* MATERIALS PROVIDED:
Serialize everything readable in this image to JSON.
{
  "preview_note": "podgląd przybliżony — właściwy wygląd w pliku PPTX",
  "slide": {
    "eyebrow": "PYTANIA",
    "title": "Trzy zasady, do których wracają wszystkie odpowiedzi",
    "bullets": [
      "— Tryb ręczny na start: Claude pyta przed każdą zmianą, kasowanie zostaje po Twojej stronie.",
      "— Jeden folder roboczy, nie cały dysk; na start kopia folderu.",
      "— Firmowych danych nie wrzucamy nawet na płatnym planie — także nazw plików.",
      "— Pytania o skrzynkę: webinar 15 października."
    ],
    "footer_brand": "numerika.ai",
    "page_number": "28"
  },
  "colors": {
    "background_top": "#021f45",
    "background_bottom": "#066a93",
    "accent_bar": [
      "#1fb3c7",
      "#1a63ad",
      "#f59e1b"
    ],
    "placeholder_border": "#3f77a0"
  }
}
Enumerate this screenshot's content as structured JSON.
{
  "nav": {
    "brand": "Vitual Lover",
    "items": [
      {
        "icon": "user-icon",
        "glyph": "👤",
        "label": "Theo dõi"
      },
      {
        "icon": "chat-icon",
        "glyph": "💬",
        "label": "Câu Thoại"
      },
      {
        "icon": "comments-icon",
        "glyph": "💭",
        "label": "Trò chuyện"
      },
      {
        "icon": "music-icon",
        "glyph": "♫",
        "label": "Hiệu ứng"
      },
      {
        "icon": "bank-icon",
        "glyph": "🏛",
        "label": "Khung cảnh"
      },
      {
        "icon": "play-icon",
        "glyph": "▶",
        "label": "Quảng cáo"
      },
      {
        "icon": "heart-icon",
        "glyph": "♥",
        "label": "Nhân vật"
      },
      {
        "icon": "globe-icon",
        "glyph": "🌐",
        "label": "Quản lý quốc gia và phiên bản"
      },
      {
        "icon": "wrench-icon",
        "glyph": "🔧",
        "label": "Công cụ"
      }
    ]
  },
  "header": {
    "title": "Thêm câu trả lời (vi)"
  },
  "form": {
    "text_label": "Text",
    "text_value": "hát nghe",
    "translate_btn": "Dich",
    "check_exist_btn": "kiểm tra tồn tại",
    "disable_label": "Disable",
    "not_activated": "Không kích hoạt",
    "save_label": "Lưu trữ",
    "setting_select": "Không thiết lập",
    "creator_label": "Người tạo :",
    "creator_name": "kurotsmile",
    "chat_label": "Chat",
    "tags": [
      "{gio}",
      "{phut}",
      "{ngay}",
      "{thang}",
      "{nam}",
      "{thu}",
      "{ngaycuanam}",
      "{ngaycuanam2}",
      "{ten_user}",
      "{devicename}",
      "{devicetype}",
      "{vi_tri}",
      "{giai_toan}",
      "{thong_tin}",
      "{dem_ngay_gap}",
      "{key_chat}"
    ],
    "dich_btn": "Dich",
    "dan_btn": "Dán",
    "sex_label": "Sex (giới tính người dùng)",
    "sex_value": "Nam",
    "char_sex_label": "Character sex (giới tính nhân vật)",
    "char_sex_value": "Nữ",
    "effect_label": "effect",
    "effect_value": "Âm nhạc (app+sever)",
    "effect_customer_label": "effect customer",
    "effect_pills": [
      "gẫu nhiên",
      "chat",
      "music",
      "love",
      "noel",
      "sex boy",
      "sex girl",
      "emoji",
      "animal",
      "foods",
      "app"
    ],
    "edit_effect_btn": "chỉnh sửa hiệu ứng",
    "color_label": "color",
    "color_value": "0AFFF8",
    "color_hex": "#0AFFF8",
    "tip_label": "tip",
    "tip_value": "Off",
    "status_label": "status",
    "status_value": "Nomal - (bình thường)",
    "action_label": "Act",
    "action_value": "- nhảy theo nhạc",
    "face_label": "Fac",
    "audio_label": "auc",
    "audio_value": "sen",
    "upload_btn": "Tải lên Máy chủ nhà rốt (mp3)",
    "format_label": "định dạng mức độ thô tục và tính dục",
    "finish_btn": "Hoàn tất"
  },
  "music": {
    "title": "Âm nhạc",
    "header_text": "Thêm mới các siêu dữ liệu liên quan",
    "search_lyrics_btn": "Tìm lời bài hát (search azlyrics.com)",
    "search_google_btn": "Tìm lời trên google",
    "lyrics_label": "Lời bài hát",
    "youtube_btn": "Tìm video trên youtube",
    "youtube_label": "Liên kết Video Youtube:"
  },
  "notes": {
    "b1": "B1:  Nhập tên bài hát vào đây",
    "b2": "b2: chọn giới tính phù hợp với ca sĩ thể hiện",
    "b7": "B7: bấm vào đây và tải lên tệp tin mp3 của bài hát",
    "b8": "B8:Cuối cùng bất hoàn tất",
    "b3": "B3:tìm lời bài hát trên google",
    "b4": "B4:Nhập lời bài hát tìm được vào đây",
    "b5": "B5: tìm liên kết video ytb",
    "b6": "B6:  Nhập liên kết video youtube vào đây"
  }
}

* TASK OBJECTIVE: From the data above, copy each line that holds "title".

* RESPONSE TO THE EXERCISE:
    "title": "Trzy zasady, do których wracają wszystkie odpowiedzi",
    "title": "Thêm câu trả lời (vi)"
    "title": "Âm nhạc",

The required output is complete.